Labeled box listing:
++++

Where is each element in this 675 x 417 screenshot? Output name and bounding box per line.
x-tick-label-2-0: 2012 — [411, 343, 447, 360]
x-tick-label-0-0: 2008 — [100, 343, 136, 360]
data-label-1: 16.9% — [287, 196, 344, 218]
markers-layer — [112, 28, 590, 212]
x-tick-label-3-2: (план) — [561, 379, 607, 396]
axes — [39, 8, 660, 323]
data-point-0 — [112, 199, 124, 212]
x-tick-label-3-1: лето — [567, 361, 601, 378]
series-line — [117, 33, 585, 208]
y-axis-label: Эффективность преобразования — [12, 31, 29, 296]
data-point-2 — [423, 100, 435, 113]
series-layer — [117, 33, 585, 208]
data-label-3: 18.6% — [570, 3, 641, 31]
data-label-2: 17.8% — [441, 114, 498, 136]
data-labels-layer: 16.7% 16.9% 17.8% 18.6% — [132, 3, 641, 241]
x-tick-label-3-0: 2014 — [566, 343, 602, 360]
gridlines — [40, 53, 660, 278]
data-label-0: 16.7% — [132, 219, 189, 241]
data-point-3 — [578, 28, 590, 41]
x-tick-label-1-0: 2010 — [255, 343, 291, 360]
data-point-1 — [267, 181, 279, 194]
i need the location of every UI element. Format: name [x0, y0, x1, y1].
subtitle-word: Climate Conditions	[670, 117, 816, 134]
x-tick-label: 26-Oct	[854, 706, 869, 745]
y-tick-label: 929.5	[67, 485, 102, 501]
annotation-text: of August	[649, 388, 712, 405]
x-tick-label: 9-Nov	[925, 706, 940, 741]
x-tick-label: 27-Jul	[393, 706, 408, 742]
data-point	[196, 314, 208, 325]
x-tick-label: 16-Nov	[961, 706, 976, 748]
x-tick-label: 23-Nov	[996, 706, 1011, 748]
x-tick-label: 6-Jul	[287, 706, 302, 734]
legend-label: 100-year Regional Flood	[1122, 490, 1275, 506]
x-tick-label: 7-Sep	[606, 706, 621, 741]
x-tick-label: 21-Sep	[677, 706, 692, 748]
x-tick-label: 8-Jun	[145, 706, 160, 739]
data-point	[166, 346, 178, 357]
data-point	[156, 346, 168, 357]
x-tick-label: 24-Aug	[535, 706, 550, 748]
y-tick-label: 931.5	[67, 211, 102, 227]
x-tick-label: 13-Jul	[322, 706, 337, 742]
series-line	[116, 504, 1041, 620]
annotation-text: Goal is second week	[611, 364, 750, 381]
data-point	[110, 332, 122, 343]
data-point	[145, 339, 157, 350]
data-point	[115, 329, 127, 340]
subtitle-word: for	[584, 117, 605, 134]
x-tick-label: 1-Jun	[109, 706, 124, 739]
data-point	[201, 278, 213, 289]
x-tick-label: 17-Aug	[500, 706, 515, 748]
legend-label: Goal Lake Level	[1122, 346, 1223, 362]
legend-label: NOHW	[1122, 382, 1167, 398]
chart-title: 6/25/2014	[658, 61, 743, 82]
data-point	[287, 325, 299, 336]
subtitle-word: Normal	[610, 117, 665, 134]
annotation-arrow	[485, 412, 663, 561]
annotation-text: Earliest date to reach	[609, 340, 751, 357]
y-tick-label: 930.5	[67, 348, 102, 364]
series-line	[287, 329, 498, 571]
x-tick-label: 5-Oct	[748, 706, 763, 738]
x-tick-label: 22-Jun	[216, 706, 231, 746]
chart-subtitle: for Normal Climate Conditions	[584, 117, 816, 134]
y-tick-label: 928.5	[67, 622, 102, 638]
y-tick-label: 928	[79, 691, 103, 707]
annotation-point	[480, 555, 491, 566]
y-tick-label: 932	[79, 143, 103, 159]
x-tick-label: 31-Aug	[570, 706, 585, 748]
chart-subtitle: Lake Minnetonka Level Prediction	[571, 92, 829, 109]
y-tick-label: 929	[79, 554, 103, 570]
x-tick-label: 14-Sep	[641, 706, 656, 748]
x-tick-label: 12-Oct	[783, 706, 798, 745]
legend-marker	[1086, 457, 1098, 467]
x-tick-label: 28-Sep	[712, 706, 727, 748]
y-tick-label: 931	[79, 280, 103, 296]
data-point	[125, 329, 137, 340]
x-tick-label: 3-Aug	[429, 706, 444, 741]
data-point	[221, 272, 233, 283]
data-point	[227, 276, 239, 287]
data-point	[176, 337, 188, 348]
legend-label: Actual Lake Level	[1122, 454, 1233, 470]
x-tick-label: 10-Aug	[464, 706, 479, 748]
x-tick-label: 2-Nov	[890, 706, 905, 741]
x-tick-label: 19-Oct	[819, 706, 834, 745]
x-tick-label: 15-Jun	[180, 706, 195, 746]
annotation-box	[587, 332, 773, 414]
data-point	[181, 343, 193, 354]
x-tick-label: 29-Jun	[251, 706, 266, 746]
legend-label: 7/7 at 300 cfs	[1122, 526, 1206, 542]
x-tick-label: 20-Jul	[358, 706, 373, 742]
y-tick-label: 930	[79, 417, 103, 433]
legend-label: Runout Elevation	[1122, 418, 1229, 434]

++++

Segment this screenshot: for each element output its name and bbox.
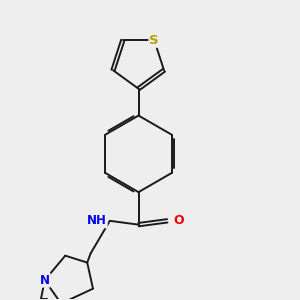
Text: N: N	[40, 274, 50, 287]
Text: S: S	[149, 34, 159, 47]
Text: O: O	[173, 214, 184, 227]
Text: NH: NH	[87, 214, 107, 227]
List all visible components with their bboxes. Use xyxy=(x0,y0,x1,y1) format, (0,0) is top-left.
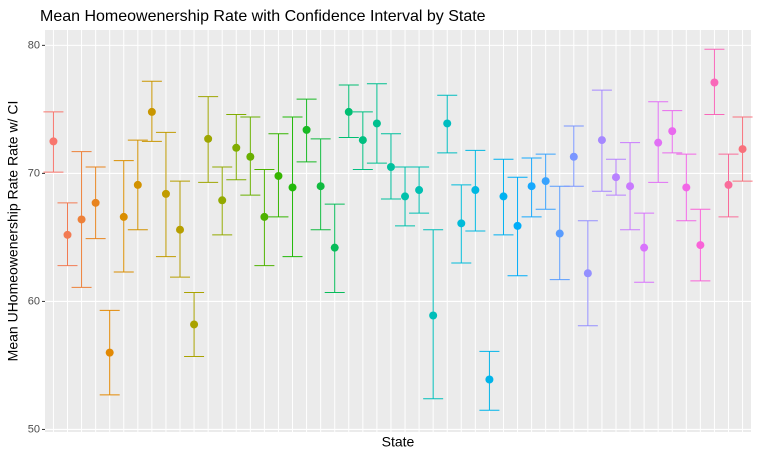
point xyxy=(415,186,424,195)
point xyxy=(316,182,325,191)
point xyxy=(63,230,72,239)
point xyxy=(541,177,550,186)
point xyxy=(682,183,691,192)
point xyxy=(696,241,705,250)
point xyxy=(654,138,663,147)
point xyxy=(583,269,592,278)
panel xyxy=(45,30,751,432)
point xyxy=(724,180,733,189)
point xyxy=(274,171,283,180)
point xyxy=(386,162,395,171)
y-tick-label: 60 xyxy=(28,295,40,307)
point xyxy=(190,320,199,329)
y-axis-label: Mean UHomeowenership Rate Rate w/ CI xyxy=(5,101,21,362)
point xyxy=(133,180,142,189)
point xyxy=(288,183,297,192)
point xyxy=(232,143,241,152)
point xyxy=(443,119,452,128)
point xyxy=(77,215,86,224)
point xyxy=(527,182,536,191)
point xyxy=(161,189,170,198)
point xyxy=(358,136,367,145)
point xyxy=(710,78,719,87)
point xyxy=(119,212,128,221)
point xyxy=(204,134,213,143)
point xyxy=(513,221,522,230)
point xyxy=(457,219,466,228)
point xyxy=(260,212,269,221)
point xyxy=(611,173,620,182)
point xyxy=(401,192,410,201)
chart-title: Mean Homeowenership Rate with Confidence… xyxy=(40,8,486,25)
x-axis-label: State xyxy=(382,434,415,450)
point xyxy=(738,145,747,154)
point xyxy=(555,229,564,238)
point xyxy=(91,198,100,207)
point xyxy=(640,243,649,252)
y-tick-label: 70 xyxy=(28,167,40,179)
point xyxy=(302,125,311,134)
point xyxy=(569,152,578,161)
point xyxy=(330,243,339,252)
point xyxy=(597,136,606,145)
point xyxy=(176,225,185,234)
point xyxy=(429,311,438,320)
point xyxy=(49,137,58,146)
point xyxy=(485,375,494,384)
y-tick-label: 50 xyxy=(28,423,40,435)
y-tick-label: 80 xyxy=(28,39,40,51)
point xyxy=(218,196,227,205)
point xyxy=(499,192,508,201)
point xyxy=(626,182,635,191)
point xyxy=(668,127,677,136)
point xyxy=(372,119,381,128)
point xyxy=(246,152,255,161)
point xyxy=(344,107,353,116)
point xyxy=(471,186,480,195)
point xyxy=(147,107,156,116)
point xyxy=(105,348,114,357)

++++

- **PROBLEM TO SOLVE**:
Pick out every line in the listing that contains the string "legend", matching its case exactly, and copy each of those lines.

- **SOLUTION TO THIS TASK**:
legend-label: 100-year Regional Flood	[1122, 490, 1275, 506]
legend-label: Goal Lake Level	[1122, 346, 1223, 362]
legend-label: NOHW	[1122, 382, 1167, 398]
legend-marker	[1086, 457, 1098, 467]
legend-label: Actual Lake Level	[1122, 454, 1233, 470]
legend-label: 7/7 at 300 cfs	[1122, 526, 1206, 542]
legend-label: Runout Elevation	[1122, 418, 1229, 434]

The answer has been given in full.